**What is asked**
All of the data below should be written out exactly.

··· Extracted entries ···

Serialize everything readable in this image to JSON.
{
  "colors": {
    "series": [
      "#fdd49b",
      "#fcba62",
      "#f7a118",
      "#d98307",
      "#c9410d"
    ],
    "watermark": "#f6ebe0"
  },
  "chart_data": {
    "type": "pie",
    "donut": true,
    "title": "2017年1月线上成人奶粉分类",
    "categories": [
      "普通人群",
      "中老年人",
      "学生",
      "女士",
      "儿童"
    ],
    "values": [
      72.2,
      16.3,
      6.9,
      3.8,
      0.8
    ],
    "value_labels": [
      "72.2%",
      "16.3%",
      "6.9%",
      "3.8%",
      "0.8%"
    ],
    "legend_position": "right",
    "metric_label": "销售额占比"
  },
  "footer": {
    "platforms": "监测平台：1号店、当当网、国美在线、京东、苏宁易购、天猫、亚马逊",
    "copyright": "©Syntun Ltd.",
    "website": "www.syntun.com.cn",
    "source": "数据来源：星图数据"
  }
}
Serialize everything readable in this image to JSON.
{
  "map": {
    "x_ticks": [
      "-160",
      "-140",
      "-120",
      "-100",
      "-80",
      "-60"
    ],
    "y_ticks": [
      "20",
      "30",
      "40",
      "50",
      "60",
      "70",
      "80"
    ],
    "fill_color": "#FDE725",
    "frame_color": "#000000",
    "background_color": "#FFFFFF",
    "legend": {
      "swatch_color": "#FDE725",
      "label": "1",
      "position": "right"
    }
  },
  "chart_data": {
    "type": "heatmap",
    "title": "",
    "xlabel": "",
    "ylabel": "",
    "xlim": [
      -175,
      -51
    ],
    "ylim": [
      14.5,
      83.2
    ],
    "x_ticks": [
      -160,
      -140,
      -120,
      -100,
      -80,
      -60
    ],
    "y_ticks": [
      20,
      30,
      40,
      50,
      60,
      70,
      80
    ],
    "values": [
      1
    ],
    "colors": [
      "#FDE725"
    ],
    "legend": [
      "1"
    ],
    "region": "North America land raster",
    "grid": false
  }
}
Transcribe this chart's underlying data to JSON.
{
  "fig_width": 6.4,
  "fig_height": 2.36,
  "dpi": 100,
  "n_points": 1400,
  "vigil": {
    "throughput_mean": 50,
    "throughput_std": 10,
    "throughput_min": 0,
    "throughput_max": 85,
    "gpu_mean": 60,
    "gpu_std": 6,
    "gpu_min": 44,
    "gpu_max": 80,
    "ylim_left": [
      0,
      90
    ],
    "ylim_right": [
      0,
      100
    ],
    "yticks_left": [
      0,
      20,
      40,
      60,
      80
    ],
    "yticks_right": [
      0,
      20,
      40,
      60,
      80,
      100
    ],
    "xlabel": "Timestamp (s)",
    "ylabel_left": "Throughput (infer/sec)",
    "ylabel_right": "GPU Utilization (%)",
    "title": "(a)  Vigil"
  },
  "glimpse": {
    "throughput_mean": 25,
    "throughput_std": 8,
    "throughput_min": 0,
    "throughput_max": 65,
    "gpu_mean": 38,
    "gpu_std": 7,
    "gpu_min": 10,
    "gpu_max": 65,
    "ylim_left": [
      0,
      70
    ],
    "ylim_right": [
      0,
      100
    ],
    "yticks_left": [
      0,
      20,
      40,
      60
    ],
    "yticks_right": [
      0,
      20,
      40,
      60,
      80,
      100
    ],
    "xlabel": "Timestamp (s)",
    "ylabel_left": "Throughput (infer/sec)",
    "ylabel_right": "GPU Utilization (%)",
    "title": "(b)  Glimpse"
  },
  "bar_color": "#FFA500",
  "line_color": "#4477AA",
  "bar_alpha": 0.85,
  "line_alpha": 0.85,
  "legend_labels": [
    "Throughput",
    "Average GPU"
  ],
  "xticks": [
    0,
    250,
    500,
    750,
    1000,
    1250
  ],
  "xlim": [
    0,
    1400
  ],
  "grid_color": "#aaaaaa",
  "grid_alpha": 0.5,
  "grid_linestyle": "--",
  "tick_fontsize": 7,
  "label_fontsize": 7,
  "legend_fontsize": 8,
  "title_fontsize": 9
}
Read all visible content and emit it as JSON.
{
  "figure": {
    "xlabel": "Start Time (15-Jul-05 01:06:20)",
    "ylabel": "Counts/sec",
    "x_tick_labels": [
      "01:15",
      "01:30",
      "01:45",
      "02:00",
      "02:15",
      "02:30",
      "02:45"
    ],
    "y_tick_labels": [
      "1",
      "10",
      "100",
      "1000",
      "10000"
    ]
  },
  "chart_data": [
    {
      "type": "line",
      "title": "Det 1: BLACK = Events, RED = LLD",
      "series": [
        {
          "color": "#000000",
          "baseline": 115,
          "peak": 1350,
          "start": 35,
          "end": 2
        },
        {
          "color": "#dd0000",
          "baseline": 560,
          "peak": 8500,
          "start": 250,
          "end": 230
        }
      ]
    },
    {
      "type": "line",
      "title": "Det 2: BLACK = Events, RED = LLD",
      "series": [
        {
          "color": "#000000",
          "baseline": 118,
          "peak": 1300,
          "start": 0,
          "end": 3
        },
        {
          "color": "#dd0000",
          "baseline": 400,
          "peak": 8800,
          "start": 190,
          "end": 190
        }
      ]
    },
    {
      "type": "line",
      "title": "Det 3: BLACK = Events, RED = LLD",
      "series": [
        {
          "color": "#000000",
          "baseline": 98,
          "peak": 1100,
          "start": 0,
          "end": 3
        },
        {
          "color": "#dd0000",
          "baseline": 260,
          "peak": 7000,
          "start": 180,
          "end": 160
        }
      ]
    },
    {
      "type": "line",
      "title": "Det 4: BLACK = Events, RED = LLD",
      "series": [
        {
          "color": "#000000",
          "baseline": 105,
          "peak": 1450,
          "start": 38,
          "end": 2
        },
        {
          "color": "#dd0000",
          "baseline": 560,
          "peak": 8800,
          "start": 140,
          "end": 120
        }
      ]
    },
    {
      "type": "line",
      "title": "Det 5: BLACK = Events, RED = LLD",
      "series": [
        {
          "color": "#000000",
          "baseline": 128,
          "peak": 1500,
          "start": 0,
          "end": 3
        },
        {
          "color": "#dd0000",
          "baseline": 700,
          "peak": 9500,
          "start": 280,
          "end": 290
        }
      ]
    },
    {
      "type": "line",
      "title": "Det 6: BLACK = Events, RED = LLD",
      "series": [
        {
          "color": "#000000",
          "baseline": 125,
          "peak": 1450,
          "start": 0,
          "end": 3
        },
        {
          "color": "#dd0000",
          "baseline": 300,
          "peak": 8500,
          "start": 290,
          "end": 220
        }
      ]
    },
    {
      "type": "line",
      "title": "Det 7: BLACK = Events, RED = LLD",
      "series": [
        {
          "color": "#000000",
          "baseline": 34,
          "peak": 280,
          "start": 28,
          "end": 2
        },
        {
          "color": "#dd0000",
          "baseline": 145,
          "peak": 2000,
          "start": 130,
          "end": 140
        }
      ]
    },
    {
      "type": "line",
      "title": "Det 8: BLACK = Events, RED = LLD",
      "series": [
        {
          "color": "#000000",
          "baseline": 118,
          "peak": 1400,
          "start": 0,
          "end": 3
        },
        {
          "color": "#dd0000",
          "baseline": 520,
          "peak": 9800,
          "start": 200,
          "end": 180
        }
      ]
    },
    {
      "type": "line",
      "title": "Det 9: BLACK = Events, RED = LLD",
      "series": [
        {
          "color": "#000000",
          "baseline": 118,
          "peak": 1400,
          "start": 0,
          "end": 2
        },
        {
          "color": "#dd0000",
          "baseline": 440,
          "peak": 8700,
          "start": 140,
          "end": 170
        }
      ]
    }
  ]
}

···

**Solved exercise**
Serialize everything readable in this image to JSON.
{
  "colors": {
    "series": [
      "#fdd49b",
      "#fcba62",
      "#f7a118",
      "#d98307",
      "#c9410d"
    ],
    "watermark": "#f6ebe0"
  },
  "chart_data": {
    "type": "pie",
    "donut": true,
    "title": "2017年1月线上成人奶粉分类",
    "categories": [
      "普通人群",
      "中老年人",
      "学生",
      "女士",
      "儿童"
    ],
    "values": [
      72.2,
      16.3,
      6.9,
      3.8,
      0.8
    ],
    "value_labels": [
      "72.2%",
      "16.3%",
      "6.9%",
      "3.8%",
      "0.8%"
    ],
    "legend_position": "right",
    "metric_label": "销售额占比"
  },
  "footer": {
    "platforms": "监测平台：1号店、当当网、国美在线、京东、苏宁易购、天猫、亚马逊",
    "copyright": "©Syntun Ltd.",
    "website": "www.syntun.com.cn",
    "source": "数据来源：星图数据"
  }
}
Serialize everything readable in this image to JSON.
{
  "map": {
    "x_ticks": [
      "-160",
      "-140",
      "-120",
      "-100",
      "-80",
      "-60"
    ],
    "y_ticks": [
      "20",
      "30",
      "40",
      "50",
      "60",
      "70",
      "80"
    ],
    "fill_color": "#FDE725",
    "frame_color": "#000000",
    "background_color": "#FFFFFF",
    "legend": {
      "swatch_color": "#FDE725",
      "label": "1",
      "position": "right"
    }
  },
  "chart_data": {
    "type": "heatmap",
    "title": "",
    "xlabel": "",
    "ylabel": "",
    "xlim": [
      -175,
      -51
    ],
    "ylim": [
      14.5,
      83.2
    ],
    "x_ticks": [
      -160,
      -140,
      -120,
      -100,
      -80,
      -60
    ],
    "y_ticks": [
      20,
      30,
      40,
      50,
      60,
      70,
      80
    ],
    "values": [
      1
    ],
    "colors": [
      "#FDE725"
    ],
    "legend": [
      "1"
    ],
    "region": "North America land raster",
    "grid": false
  }
}
Transcribe this chart's underlying data to JSON.
{
  "fig_width": 6.4,
  "fig_height": 2.36,
  "dpi": 100,
  "n_points": 1400,
  "vigil": {
    "throughput_mean": 50,
    "throughput_std": 10,
    "throughput_min": 0,
    "throughput_max": 85,
    "gpu_mean": 60,
    "gpu_std": 6,
    "gpu_min": 44,
    "gpu_max": 80,
    "ylim_left": [
      0,
      90
    ],
    "ylim_right": [
      0,
      100
    ],
    "yticks_left": [
      0,
      20,
      40,
      60,
      80
    ],
    "yticks_right": [
      0,
      20,
      40,
      60,
      80,
      100
    ],
    "xlabel": "Timestamp (s)",
    "ylabel_left": "Throughput (infer/sec)",
    "ylabel_right": "GPU Utilization (%)",
    "title": "(a)  Vigil"
  },
  "glimpse": {
    "throughput_mean": 25,
    "throughput_std": 8,
    "throughput_min": 0,
    "throughput_max": 65,
    "gpu_mean": 38,
    "gpu_std": 7,
    "gpu_min": 10,
    "gpu_max": 65,
    "ylim_left": [
      0,
      70
    ],
    "ylim_right": [
      0,
      100
    ],
    "yticks_left": [
      0,
      20,
      40,
      60
    ],
    "yticks_right": [
      0,
      20,
      40,
      60,
      80,
      100
    ],
    "xlabel": "Timestamp (s)",
    "ylabel_left": "Throughput (infer/sec)",
    "ylabel_right": "GPU Utilization (%)",
    "title": "(b)  Glimpse"
  },
  "bar_color": "#FFA500",
  "line_color": "#4477AA",
  "bar_alpha": 0.85,
  "line_alpha": 0.85,
  "legend_labels": [
    "Throughput",
    "Average GPU"
  ],
  "xticks": [
    0,
    250,
    500,
    750,
    1000,
    1250
  ],
  "xlim": [
    0,
    1400
  ],
  "grid_color": "#aaaaaa",
  "grid_alpha": 0.5,
  "grid_linestyle": "--",
  "tick_fontsize": 7,
  "label_fontsize": 7,
  "legend_fontsize": 8,
  "title_fontsize": 9
}
Read all visible content and emit it as JSON.
{
  "figure": {
    "xlabel": "Start Time (15-Jul-05 01:06:20)",
    "ylabel": "Counts/sec",
    "x_tick_labels": [
      "01:15",
      "01:30",
      "01:45",
      "02:00",
      "02:15",
      "02:30",
      "02:45"
    ],
    "y_tick_labels": [
      "1",
      "10",
      "100",
      "1000",
      "10000"
    ]
  },
  "chart_data": [
    {
      "type": "line",
      "title": "Det 1: BLACK = Events, RED = LLD",
      "series": [
        {
          "color": "#000000",
          "baseline": 115,
          "peak": 1350,
          "start": 35,
          "end": 2
        },
        {
          "color": "#dd0000",
          "baseline": 560,
          "peak": 8500,
          "start": 250,
          "end": 230
        }
      ]
    },
    {
      "type": "line",
      "title": "Det 2: BLACK = Events, RED = LLD",
      "series": [
        {
          "color": "#000000",
          "baseline": 118,
          "peak": 1300,
          "start": 0,
          "end": 3
        },
        {
          "color": "#dd0000",
          "baseline": 400,
          "peak": 8800,
          "start": 190,
          "end": 190
        }
      ]
    },
    {
      "type": "line",
      "title": "Det 3: BLACK = Events, RED = LLD",
      "series": [
        {
          "color": "#000000",
          "baseline": 98,
          "peak": 1100,
          "start": 0,
          "end": 3
        },
        {
          "color": "#dd0000",
          "baseline": 260,
          "peak": 7000,
          "start": 180,
          "end": 160
        }
      ]
    },
    {
      "type": "line",
      "title": "Det 4: BLACK = Events, RED = LLD",
      "series": [
        {
          "color": "#000000",
          "baseline": 105,
          "peak": 1450,
          "start": 38,
          "end": 2
        },
        {
          "color": "#dd0000",
          "baseline": 560,
          "peak": 8800,
          "start": 140,
          "end": 120
        }
      ]
    },
    {
      "type": "line",
      "title": "Det 5: BLACK = Events, RED = LLD",
      "series": [
        {
          "color": "#000000",
          "baseline": 128,
          "peak": 1500,
          "start": 0,
          "end": 3
        },
        {
          "color": "#dd0000",
          "baseline": 700,
          "peak": 9500,
          "start": 280,
          "end": 290
        }
      ]
    },
    {
      "type": "line",
      "title": "Det 6: BLACK = Events, RED = LLD",
      "series": [
        {
          "color": "#000000",
          "baseline": 125,
          "peak": 1450,
          "start": 0,
          "end": 3
        },
        {
          "color": "#dd0000",
          "baseline": 300,
          "peak": 8500,
          "start": 290,
          "end": 220
        }
      ]
    },
    {
      "type": "line",
      "title": "Det 7: BLACK = Events, RED = LLD",
      "series": [
        {
          "color": "#000000",
          "baseline": 34,
          "peak": 280,
          "start": 28,
          "end": 2
        },
        {
          "color": "#dd0000",
          "baseline": 145,
          "peak": 2000,
          "start": 130,
          "end": 140
        }
      ]
    },
    {
      "type": "line",
      "title": "Det 8: BLACK = Events, RED = LLD",
      "series": [
        {
          "color": "#000000",
          "baseline": 118,
          "peak": 1400,
          "start": 0,
          "end": 3
        },
        {
          "color": "#dd0000",
          "baseline": 520,
          "peak": 9800,
          "start": 200,
          "end": 180
        }
      ]
    },
    {
      "type": "line",
      "title": "Det 9: BLACK = Events, RED = LLD",
      "series": [
        {
          "color": "#000000",
          "baseline": 118,
          "peak": 1400,
          "start": 0,
          "end": 2
        },
        {
          "color": "#dd0000",
          "baseline": 440,
          "peak": 8700,
          "start": 140,
          "end": 170
        }
      ]
    }
  ]
}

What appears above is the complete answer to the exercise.